* Data to examine:
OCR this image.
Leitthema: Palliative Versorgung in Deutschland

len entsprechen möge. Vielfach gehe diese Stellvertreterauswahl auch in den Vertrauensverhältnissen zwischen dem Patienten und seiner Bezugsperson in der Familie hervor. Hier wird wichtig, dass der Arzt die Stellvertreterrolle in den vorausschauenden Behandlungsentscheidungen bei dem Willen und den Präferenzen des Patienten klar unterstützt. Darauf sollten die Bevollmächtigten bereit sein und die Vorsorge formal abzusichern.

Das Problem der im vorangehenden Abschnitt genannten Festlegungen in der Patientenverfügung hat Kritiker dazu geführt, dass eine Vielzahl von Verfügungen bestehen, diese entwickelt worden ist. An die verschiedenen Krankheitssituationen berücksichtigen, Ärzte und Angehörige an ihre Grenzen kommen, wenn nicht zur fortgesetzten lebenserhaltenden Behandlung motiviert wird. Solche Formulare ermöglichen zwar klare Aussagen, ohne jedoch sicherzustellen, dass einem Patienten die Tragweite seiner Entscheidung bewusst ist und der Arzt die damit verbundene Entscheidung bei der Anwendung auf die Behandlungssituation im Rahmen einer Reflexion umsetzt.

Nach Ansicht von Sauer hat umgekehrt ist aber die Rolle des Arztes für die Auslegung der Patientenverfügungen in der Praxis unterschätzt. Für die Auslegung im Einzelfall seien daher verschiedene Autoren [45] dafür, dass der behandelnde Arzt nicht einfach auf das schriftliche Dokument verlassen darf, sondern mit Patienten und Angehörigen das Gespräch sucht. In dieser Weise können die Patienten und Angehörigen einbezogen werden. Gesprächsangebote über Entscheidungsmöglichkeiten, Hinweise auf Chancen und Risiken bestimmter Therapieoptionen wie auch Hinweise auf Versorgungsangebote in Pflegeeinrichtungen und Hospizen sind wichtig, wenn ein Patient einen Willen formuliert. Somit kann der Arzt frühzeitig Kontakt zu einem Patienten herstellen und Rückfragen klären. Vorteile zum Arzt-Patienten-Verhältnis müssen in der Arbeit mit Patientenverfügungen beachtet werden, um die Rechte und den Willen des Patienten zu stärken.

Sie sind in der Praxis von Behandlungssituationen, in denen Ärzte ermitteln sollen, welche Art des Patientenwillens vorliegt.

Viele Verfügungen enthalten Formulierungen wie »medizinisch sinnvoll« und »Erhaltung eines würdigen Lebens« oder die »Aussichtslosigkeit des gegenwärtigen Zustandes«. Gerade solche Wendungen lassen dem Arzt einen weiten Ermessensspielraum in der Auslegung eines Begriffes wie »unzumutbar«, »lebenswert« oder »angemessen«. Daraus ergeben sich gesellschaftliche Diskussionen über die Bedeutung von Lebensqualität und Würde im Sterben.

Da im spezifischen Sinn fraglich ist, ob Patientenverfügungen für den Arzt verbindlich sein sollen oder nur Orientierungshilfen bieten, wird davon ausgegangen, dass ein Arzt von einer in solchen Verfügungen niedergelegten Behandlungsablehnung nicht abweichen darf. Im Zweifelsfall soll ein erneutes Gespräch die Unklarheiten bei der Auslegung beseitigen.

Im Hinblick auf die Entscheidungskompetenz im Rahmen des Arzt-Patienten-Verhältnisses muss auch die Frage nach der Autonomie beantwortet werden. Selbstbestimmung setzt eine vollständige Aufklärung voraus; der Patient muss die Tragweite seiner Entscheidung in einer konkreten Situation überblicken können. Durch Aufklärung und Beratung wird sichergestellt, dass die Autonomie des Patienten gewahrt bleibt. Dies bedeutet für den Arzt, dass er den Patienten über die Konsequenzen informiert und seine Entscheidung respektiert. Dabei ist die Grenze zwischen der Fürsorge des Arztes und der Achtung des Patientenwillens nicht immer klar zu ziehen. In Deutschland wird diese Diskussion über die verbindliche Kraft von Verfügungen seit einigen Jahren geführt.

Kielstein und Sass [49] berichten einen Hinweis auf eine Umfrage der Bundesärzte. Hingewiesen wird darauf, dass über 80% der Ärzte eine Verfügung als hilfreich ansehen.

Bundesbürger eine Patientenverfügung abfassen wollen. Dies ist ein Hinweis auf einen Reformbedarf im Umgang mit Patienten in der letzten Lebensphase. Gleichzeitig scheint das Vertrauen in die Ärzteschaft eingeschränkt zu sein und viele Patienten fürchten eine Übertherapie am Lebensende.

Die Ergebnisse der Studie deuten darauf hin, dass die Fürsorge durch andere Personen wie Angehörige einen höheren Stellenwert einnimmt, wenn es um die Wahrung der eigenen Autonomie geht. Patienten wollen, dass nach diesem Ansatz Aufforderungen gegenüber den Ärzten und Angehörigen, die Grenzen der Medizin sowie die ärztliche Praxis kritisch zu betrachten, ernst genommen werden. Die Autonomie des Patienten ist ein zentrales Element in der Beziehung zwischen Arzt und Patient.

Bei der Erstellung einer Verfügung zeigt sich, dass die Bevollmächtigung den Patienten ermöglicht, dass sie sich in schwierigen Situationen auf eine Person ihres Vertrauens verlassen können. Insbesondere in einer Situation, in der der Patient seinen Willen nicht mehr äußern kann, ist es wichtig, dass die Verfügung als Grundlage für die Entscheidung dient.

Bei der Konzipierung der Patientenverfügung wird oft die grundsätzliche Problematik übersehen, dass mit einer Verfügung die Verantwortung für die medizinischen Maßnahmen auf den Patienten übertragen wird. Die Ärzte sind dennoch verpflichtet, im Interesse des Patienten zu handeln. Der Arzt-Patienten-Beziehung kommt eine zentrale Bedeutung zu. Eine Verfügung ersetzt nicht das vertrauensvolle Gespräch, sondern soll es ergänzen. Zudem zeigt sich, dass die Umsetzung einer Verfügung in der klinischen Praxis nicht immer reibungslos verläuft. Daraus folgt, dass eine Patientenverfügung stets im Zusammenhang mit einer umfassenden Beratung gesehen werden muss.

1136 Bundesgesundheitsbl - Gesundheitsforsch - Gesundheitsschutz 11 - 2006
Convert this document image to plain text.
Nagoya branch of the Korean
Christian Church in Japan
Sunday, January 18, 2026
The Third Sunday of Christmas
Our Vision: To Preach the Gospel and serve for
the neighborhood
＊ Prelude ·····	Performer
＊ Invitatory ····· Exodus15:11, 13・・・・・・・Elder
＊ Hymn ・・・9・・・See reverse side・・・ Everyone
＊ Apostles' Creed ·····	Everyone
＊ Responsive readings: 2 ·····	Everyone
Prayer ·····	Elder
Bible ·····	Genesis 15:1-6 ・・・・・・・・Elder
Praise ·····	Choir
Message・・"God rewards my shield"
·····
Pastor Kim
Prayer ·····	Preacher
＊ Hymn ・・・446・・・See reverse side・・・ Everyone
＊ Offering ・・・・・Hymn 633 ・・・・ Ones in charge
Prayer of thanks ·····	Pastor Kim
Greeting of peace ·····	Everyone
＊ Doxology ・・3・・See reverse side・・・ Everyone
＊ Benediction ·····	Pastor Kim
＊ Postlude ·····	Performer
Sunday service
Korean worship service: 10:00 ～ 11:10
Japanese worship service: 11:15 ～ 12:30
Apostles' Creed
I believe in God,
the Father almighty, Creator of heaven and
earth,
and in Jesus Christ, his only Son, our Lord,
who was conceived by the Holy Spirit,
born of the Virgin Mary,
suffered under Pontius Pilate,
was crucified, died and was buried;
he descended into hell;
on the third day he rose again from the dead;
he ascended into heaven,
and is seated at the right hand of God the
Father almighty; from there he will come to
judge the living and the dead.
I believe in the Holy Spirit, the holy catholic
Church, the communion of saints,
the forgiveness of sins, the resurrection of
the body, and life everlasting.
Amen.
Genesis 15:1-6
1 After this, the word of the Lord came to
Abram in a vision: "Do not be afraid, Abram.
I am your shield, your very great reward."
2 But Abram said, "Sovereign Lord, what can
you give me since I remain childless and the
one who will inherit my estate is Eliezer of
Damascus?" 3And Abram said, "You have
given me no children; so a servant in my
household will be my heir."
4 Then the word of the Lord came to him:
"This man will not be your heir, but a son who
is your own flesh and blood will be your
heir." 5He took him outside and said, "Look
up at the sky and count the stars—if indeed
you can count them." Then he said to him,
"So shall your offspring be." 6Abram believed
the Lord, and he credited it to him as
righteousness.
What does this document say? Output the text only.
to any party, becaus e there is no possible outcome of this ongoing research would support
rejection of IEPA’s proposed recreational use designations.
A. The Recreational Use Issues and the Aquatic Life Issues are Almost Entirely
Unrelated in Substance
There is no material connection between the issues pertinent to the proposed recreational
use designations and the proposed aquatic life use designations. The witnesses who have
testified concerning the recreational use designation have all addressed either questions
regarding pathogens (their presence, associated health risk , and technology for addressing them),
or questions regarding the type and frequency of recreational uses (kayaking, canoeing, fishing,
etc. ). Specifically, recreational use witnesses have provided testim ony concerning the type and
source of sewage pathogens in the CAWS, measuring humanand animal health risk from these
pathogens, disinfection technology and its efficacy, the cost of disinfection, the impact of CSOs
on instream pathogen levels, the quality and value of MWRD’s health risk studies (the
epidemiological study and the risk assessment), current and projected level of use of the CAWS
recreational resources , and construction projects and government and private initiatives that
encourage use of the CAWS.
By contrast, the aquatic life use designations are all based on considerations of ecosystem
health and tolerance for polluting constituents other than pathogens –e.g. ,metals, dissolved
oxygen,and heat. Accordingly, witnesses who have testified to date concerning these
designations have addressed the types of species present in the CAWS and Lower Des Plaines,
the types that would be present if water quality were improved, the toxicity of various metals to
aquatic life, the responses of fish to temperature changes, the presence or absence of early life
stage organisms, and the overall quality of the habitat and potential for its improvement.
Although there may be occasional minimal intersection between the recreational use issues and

* Problem description: State how many lines of the entries include the word "wollen", giving that number by itself.

* Answer to the problem: 2